**Directive**
Will you give every entry again exactly as it stands?

Dataset items:
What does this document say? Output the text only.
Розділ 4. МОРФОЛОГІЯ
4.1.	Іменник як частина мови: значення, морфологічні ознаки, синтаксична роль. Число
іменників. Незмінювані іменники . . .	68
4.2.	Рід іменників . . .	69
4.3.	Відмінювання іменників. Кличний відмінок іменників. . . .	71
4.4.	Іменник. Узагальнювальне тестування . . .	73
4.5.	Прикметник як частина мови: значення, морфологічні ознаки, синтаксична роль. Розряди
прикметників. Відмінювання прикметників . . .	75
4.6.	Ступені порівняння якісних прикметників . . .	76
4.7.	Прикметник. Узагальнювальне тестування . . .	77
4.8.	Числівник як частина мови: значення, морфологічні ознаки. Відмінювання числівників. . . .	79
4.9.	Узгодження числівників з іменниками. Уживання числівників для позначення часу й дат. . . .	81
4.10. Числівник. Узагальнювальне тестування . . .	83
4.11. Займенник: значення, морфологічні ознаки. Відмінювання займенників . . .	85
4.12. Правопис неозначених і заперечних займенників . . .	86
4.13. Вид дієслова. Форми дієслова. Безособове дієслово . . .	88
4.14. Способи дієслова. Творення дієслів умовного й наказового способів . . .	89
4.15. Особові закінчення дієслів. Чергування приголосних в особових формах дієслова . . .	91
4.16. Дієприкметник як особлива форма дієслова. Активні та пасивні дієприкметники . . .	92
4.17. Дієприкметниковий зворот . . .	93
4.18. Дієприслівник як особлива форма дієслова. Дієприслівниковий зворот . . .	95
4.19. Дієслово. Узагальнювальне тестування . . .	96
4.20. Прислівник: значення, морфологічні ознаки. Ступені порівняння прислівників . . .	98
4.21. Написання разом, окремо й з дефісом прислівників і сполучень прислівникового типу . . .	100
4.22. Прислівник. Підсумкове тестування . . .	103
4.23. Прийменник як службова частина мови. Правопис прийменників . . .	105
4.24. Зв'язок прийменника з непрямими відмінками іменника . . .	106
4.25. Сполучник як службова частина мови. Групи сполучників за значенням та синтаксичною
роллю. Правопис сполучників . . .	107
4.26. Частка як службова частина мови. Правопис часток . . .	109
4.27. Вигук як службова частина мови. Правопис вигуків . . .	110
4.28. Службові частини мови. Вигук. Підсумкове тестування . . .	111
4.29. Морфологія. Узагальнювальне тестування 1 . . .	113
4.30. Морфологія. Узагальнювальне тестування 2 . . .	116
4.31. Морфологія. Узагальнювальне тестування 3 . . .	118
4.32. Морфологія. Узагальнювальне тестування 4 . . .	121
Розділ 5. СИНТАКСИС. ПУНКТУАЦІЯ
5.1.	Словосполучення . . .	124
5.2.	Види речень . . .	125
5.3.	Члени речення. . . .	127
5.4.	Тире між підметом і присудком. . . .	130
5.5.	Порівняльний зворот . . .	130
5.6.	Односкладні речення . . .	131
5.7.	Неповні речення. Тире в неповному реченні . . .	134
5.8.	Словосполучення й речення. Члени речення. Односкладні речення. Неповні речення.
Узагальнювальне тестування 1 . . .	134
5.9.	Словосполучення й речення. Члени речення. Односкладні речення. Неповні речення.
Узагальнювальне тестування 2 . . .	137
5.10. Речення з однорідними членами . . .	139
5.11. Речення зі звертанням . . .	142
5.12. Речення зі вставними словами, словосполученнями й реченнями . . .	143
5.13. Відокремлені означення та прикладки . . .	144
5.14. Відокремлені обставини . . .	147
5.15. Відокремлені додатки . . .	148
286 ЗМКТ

**Response to the exercise**
What does this document say? Output the text only.
Розділ 4. МОРФОЛОГІЯ
4.1.	Іменник як частина мови: значення, морфологічні ознаки, синтаксична роль. Число
іменників. Незмінювані іменники . . .	68
4.2.	Рід іменників . . .	69
4.3.	Відмінювання іменників. Кличний відмінок іменників. . . .	71
4.4.	Іменник. Узагальнювальне тестування . . .	73
4.5.	Прикметник як частина мови: значення, морфологічні ознаки, синтаксична роль. Розряди
прикметників. Відмінювання прикметників . . .	75
4.6.	Ступені порівняння якісних прикметників . . .	76
4.7.	Прикметник. Узагальнювальне тестування . . .	77
4.8.	Числівник як частина мови: значення, морфологічні ознаки. Відмінювання числівників. . . .	79
4.9.	Узгодження числівників з іменниками. Уживання числівників для позначення часу й дат. . . .	81
4.10. Числівник. Узагальнювальне тестування . . .	83
4.11. Займенник: значення, морфологічні ознаки. Відмінювання займенників . . .	85
4.12. Правопис неозначених і заперечних займенників . . .	86
4.13. Вид дієслова. Форми дієслова. Безособове дієслово . . .	88
4.14. Способи дієслова. Творення дієслів умовного й наказового способів . . .	89
4.15. Особові закінчення дієслів. Чергування приголосних в особових формах дієслова . . .	91
4.16. Дієприкметник як особлива форма дієслова. Активні та пасивні дієприкметники . . .	92
4.17. Дієприкметниковий зворот . . .	93
4.18. Дієприслівник як особлива форма дієслова. Дієприслівниковий зворот . . .	95
4.19. Дієслово. Узагальнювальне тестування . . .	96
4.20. Прислівник: значення, морфологічні ознаки. Ступені порівняння прислівників . . .	98
4.21. Написання разом, окремо й з дефісом прислівників і сполучень прислівникового типу . . .	100
4.22. Прислівник. Підсумкове тестування . . .	103
4.23. Прийменник як службова частина мови. Правопис прийменників . . .	105
4.24. Зв'язок прийменника з непрямими відмінками іменника . . .	106
4.25. Сполучник як службова частина мови. Групи сполучників за значенням та синтаксичною
роллю. Правопис сполучників . . .	107
4.26. Частка як службова частина мови. Правопис часток . . .	109
4.27. Вигук як службова частина мови. Правопис вигуків . . .	110
4.28. Службові частини мови. Вигук. Підсумкове тестування . . .	111
4.29. Морфологія. Узагальнювальне тестування 1 . . .	113
4.30. Морфологія. Узагальнювальне тестування 2 . . .	116
4.31. Морфологія. Узагальнювальне тестування 3 . . .	118
4.32. Морфологія. Узагальнювальне тестування 4 . . .	121
Розділ 5. СИНТАКСИС. ПУНКТУАЦІЯ
5.1.	Словосполучення . . .	124
5.2.	Види речень . . .	125
5.3.	Члени речення. . . .	127
5.4.	Тире між підметом і присудком. . . .	130
5.5.	Порівняльний зворот . . .	130
5.6.	Односкладні речення . . .	131
5.7.	Неповні речення. Тире в неповному реченні . . .	134
5.8.	Словосполучення й речення. Члени речення. Односкладні речення. Неповні речення.
Узагальнювальне тестування 1 . . .	134
5.9.	Словосполучення й речення. Члени речення. Односкладні речення. Неповні речення.
Узагальнювальне тестування 2 . . .	137
5.10. Речення з однорідними членами . . .	139
5.11. Речення зі звертанням . . .	142
5.12. Речення зі вставними словами, словосполученнями й реченнями . . .	143
5.13. Відокремлені означення та прикладки . . .	144
5.14. Відокремлені обставини . . .	147
5.15. Відокремлені додатки . . .	148
286 ЗМКТ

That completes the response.